→ Objective
Search the material below for the word "Samples" and copy every line in which it occurs.

→ A run of records
▽
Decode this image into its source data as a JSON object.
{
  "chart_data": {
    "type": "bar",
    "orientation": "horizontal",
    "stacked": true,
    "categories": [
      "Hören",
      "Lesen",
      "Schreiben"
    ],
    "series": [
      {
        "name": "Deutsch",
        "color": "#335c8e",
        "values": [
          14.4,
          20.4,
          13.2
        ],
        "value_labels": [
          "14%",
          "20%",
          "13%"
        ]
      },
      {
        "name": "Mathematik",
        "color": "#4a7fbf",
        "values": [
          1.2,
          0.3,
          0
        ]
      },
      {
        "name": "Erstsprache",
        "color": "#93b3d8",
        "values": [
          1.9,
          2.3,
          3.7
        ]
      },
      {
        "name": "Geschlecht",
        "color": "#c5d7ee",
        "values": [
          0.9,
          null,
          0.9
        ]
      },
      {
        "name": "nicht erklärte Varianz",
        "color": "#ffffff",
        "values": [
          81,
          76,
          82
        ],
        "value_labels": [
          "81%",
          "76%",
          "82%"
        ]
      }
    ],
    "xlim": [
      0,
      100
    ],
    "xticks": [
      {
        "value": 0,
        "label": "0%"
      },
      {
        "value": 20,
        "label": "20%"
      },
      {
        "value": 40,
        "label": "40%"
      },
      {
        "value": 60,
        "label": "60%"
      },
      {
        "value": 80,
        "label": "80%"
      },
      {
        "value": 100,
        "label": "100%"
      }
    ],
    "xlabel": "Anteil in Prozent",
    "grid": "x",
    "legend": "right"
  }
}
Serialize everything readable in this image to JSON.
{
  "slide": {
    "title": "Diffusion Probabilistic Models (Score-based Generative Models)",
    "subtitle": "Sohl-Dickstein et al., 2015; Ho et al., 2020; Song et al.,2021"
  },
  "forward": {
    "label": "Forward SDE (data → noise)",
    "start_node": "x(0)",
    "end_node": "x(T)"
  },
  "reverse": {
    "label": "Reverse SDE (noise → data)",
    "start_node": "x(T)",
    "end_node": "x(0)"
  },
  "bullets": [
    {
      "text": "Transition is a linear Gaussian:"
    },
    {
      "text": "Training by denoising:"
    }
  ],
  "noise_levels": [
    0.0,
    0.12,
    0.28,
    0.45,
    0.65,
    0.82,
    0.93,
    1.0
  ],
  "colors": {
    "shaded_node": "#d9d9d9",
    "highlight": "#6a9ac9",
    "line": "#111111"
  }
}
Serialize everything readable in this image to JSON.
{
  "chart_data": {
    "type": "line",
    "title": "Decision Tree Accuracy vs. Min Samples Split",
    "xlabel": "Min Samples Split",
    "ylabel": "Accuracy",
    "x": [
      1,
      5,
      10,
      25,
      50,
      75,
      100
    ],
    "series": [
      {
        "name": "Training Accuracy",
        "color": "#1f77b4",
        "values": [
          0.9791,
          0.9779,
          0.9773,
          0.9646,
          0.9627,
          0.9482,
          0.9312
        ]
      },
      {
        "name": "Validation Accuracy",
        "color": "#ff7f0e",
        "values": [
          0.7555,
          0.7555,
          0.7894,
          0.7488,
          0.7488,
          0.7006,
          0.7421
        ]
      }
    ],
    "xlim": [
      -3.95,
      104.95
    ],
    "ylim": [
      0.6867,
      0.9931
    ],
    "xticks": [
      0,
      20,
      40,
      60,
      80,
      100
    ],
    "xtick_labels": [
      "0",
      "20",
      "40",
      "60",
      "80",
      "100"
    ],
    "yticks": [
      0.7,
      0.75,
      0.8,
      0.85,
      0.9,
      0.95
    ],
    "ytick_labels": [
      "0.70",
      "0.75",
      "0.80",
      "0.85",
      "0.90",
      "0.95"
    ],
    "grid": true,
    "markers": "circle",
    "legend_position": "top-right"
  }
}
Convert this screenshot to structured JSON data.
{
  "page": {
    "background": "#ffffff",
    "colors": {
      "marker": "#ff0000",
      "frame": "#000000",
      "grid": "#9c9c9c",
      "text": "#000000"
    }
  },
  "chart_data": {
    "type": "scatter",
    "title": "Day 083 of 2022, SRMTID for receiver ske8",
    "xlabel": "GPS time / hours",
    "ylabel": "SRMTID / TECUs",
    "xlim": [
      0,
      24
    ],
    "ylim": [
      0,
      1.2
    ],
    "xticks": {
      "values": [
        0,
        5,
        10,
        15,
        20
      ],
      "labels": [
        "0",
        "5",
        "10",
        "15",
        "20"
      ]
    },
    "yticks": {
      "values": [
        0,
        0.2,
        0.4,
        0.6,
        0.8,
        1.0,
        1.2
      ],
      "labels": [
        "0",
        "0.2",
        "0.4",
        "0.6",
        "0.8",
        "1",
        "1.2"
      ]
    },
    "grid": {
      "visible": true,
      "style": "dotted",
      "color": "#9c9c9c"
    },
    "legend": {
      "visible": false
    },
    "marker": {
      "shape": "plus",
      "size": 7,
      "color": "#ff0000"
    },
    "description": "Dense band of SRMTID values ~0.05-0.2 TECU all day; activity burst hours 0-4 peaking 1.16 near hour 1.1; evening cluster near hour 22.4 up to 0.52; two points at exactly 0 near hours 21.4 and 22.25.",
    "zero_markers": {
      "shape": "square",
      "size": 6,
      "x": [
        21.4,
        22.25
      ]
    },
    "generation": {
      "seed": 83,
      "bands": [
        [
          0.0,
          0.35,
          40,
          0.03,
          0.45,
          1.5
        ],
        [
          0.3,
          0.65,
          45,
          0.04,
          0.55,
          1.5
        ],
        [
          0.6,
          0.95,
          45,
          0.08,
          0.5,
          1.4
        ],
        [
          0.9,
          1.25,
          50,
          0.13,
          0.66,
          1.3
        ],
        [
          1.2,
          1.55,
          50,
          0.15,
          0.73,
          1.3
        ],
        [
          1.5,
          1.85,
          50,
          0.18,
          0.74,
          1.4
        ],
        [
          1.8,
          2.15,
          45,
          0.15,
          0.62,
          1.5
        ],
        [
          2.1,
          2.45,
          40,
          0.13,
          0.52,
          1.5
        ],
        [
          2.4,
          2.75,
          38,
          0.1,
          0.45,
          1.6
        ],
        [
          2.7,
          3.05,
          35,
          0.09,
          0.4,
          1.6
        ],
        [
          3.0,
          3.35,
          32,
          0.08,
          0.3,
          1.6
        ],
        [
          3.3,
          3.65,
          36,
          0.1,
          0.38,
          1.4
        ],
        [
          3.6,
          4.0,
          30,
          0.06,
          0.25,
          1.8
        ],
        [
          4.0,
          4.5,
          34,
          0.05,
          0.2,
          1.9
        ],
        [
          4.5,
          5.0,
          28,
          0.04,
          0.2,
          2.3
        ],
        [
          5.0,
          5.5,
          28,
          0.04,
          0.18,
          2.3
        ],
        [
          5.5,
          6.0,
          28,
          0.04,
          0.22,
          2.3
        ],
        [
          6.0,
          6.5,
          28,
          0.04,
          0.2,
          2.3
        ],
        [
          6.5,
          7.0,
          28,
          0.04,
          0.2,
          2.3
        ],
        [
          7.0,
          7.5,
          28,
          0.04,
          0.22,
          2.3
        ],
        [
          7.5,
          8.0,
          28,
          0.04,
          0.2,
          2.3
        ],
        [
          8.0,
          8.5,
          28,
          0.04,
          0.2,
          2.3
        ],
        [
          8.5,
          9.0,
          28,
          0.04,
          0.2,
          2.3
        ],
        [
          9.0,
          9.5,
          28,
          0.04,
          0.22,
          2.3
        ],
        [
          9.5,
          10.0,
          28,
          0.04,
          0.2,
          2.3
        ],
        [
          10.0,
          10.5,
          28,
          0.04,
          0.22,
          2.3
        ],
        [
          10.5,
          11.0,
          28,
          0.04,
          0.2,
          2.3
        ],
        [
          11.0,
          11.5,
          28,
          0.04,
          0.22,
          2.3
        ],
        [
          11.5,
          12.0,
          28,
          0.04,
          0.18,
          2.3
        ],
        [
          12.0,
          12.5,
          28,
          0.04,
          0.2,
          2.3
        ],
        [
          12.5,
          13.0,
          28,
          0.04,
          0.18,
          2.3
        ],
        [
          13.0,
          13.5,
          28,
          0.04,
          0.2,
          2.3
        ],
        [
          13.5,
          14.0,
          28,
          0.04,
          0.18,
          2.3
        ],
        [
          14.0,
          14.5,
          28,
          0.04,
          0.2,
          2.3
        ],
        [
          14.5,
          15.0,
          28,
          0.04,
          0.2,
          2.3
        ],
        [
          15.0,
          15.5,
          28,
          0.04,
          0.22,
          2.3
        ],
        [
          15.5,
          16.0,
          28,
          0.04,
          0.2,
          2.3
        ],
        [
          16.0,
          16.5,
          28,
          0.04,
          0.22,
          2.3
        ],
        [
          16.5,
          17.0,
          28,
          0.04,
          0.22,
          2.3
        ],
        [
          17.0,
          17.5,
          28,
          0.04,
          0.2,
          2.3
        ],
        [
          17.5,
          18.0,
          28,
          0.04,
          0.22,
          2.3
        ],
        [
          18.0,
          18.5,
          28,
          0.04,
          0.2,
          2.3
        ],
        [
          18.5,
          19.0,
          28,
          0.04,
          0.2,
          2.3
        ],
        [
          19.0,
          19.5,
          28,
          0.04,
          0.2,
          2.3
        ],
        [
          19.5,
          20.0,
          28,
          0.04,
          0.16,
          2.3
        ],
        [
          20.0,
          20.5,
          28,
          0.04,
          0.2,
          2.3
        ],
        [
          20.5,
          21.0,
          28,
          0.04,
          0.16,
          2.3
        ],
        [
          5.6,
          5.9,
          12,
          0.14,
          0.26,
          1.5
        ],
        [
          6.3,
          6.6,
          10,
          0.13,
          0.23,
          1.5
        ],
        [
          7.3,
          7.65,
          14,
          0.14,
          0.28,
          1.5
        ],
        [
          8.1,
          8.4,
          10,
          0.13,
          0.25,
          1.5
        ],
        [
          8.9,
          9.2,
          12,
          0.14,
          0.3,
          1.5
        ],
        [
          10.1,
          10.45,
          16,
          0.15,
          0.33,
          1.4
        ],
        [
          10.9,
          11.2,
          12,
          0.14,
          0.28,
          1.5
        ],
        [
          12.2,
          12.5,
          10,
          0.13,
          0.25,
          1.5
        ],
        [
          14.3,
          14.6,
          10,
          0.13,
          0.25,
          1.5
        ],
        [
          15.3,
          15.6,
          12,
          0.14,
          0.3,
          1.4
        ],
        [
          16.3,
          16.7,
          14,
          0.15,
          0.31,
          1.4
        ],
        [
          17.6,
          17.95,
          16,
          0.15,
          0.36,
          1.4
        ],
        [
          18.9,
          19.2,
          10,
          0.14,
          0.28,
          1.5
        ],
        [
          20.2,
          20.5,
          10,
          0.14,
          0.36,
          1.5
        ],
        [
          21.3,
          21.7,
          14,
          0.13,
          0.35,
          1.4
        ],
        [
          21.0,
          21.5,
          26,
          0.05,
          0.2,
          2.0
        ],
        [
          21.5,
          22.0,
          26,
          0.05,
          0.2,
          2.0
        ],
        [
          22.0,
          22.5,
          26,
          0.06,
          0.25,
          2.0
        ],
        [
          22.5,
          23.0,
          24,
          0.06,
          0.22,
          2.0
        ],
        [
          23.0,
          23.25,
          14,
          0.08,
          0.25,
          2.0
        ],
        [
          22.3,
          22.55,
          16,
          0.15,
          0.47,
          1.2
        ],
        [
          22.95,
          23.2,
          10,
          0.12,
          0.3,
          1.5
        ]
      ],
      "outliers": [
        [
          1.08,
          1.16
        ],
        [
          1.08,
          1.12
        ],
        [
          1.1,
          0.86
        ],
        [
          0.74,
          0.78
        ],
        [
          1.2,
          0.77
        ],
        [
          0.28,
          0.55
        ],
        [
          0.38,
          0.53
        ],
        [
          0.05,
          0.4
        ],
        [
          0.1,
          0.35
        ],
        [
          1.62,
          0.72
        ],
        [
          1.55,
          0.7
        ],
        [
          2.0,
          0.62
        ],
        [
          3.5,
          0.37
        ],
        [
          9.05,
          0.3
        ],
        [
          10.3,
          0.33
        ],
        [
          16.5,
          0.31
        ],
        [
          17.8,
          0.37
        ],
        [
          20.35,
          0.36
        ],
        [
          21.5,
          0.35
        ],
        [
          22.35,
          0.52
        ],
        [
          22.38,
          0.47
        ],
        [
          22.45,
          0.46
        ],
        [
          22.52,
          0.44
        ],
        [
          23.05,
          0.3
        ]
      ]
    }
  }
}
△
→ Answer to the exercise
    "title": "Decision Tree Accuracy vs. Min Samples Split",
    "xlabel": "Min Samples Split",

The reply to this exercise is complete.